Stored data entries

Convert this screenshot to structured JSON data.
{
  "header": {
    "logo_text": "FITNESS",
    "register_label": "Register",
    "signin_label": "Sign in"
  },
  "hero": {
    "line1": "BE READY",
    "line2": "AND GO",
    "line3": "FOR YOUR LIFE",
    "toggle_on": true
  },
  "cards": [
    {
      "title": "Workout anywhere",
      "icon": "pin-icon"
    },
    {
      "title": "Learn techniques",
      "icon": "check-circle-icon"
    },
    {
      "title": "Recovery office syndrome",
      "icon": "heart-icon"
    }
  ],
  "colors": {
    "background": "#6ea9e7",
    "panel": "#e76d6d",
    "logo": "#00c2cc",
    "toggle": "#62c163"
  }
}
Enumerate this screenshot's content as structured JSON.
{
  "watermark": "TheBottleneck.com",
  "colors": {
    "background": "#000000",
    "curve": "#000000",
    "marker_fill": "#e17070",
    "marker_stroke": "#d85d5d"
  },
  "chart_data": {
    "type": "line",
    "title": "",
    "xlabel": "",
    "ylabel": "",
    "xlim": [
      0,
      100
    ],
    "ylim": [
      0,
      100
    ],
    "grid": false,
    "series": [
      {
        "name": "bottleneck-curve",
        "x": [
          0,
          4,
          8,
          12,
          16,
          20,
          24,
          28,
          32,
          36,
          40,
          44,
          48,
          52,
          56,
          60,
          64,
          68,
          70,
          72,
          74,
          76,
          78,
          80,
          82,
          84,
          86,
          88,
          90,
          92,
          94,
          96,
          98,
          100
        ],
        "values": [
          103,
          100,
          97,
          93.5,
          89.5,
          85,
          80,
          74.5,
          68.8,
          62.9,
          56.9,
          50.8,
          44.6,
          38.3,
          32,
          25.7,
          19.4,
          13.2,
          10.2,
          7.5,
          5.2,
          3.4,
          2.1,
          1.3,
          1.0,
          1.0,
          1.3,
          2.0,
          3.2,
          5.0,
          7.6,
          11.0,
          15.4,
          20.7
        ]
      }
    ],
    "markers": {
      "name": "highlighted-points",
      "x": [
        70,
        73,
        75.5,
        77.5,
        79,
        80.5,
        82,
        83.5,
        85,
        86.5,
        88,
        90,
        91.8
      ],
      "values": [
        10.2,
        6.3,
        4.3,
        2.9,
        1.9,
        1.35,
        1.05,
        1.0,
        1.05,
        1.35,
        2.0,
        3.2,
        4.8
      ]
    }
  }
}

» **Stated task**
Copy out every line of the listing that includes the string "this".

» **Response to the task**
Convert this screenshot to structured JSON data.
Enumerate this screenshot's content as structured JSON.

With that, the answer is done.